PROVIDED DATA:

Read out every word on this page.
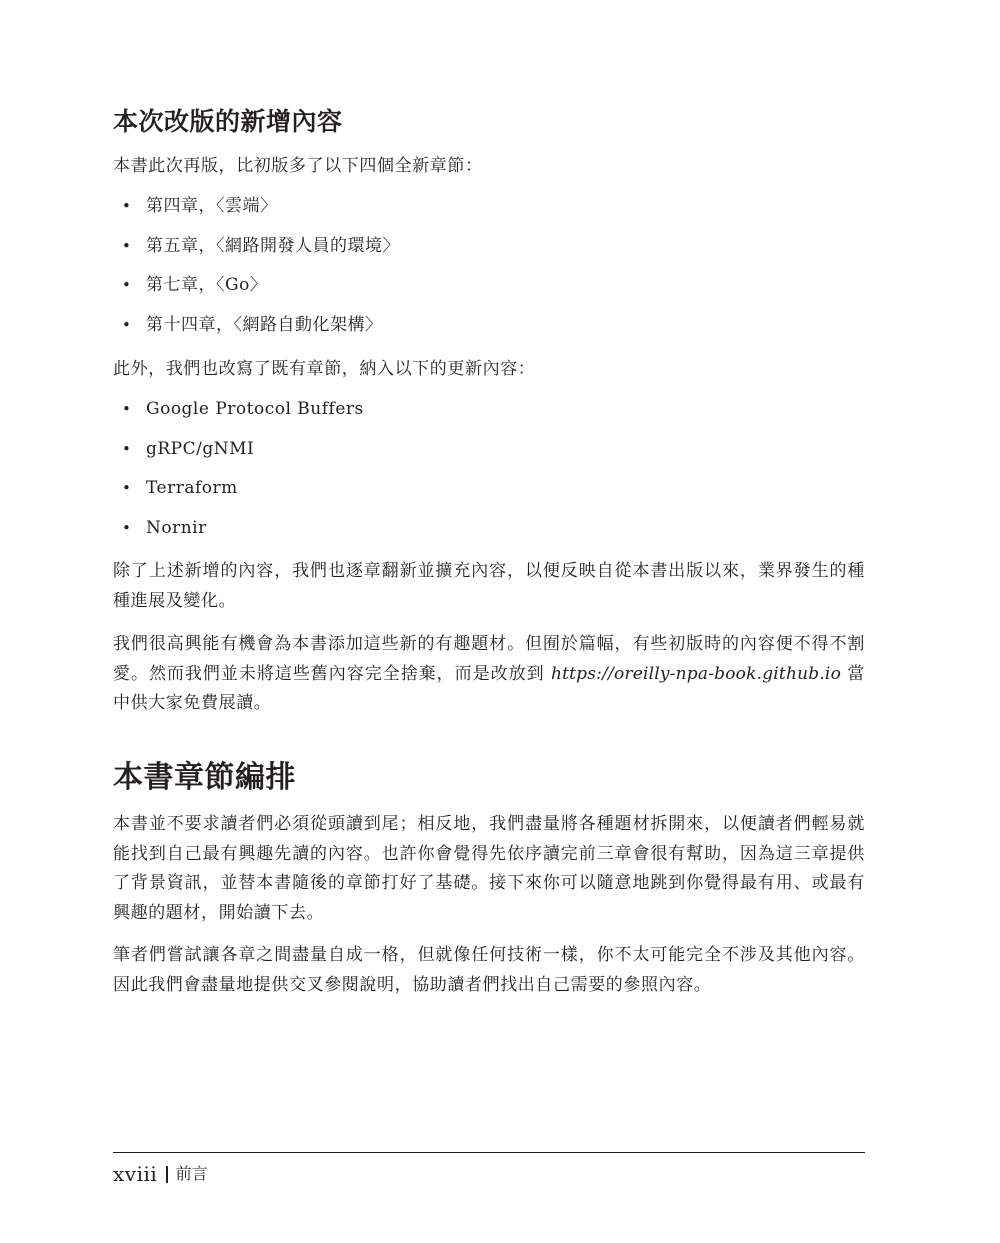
本次改版的新增內容

本書此次再版，比初版多了以下四個全新章節：

• 第四章，〈雲端〉
• 第五章，〈網路開發人員的環境〉
• 第七章，〈Go〉
• 第十四章，〈網路自動化架構〉

此外，我們也改寫了既有章節，納入以下的更新內容：

• Google Protocol Buffers
• gRPC/gNMI
• Terraform
• Nornir

除了上述新增的內容，我們也逐章翻新並擴充內容，以便反映自從本書出版以來，業界發生的種種進展及變化。

我們很高興能有機會為本書添加這些新的有趣題材。但囿於篇幅，有些初版時的內容便不得不割愛。然而我們並未將這些舊內容完全捨棄，而是改放到 https://oreilly-npa-book.github.io 當中供大家免費展讀。

本書章節編排

本書並不要求讀者們必須從頭讀到尾；相反地，我們盡量將各種題材拆開來，以便讀者們輕易就能找到自己最有興趣先讀的內容。也許你會覺得先依序讀完前三章會很有幫助，因為這三章提供了背景資訊，並替本書隨後的章節打好了基礎。接下來你可以隨意地跳到你覺得最有用、或最有興趣的題材，開始讀下去。

筆者們嘗試讓各章之間盡量自成一格，但就像任何技術一樣，你不太可能完全不涉及其他內容。因此我們會盡量地提供交叉參閱說明，協助讀者們找出自己需要的參照內容。

xviii 前言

WRITTEN PROBLEM: Reproduce every line of the material precisely, omitting its pictures.

FULL OUTPUT:
Read out every word on this page.
本次改版的新增內容

本書此次再版，比初版多了以下四個全新章節：

• 第四章，〈雲端〉
• 第五章，〈網路開發人員的環境〉
• 第七章，〈Go〉
• 第十四章，〈網路自動化架構〉

此外，我們也改寫了既有章節，納入以下的更新內容：

• Google Protocol Buffers
• gRPC/gNMI
• Terraform
• Nornir

除了上述新增的內容，我們也逐章翻新並擴充內容，以便反映自從本書出版以來，業界發生的種種進展及變化。

我們很高興能有機會為本書添加這些新的有趣題材。但囿於篇幅，有些初版時的內容便不得不割愛。然而我們並未將這些舊內容完全捨棄，而是改放到 https://oreilly-npa-book.github.io 當中供大家免費展讀。

本書章節編排

本書並不要求讀者們必須從頭讀到尾；相反地，我們盡量將各種題材拆開來，以便讀者們輕易就能找到自己最有興趣先讀的內容。也許你會覺得先依序讀完前三章會很有幫助，因為這三章提供了背景資訊，並替本書隨後的章節打好了基礎。接下來你可以隨意地跳到你覺得最有用、或最有興趣的題材，開始讀下去。

筆者們嘗試讓各章之間盡量自成一格，但就像任何技術一樣，你不太可能完全不涉及其他內容。因此我們會盡量地提供交叉參閱說明，協助讀者們找出自己需要的參照內容。

xviii 前言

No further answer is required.